Excerpt from a dataset
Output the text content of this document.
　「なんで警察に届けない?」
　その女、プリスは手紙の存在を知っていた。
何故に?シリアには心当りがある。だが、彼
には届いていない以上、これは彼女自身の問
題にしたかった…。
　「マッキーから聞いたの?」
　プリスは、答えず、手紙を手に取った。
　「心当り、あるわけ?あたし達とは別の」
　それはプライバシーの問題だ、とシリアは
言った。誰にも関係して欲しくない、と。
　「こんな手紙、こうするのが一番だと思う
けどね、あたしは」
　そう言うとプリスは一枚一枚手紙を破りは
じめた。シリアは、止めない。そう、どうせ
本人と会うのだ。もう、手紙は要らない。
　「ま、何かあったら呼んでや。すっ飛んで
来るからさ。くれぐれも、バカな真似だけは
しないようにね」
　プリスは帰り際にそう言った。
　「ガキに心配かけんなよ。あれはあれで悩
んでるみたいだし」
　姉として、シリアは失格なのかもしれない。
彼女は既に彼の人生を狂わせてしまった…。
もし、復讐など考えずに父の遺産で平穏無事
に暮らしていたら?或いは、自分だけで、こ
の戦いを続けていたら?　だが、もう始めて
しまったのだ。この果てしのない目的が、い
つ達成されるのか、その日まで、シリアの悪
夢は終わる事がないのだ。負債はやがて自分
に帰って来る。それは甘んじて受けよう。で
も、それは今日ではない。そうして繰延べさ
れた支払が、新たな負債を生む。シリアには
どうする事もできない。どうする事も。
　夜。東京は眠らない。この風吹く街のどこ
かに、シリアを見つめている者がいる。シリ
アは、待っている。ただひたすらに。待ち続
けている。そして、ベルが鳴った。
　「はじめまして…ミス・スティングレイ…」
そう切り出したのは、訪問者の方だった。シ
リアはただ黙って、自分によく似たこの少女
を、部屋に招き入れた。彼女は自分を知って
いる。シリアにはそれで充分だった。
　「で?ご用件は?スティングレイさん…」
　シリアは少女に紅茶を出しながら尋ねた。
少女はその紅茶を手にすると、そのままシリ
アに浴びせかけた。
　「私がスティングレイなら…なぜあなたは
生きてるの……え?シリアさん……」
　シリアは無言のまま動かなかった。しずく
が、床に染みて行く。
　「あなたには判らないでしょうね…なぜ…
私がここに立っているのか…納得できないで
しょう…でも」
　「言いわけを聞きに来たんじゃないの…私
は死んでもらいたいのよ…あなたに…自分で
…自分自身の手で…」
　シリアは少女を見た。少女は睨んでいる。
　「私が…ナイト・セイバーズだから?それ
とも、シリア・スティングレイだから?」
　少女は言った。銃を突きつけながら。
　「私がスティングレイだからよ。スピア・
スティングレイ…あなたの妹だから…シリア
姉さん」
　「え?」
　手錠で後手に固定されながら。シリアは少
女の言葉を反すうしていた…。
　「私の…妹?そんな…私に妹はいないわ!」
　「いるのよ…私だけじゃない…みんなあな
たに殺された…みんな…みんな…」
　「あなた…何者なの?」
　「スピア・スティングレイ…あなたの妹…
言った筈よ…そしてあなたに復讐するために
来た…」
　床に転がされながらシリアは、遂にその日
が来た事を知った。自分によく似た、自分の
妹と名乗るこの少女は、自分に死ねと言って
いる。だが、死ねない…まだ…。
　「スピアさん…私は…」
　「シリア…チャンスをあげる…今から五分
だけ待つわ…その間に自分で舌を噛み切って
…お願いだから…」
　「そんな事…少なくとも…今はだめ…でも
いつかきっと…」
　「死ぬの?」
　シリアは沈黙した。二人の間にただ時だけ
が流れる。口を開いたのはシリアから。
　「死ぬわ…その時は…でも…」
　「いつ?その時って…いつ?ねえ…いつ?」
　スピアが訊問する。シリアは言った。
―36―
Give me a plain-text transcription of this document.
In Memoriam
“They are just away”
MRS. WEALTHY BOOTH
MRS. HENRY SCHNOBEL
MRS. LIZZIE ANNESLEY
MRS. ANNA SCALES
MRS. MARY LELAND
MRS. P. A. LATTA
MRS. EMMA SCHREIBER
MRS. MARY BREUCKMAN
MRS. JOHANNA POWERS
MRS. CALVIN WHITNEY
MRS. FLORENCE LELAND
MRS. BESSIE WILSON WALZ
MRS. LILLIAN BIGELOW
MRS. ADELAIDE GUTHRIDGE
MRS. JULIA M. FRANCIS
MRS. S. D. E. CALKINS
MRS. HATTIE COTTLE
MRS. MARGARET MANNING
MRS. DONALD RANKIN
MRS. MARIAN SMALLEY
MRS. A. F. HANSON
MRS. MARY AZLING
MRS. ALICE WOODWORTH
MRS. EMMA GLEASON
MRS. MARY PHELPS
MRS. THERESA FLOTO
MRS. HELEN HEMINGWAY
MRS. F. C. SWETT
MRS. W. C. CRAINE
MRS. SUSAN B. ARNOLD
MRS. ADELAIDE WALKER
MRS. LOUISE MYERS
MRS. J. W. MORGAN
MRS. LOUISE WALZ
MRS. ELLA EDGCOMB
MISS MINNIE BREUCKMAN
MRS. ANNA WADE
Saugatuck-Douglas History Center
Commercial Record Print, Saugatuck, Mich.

● **TASK PROMPT**:
Copy each line from the records above that includes the string "Saugatuck".

● **RESULT OF THE EXERCISE**:
Saugatuck-Douglas History Center
Commercial Record Print, Saugatuck, Mich.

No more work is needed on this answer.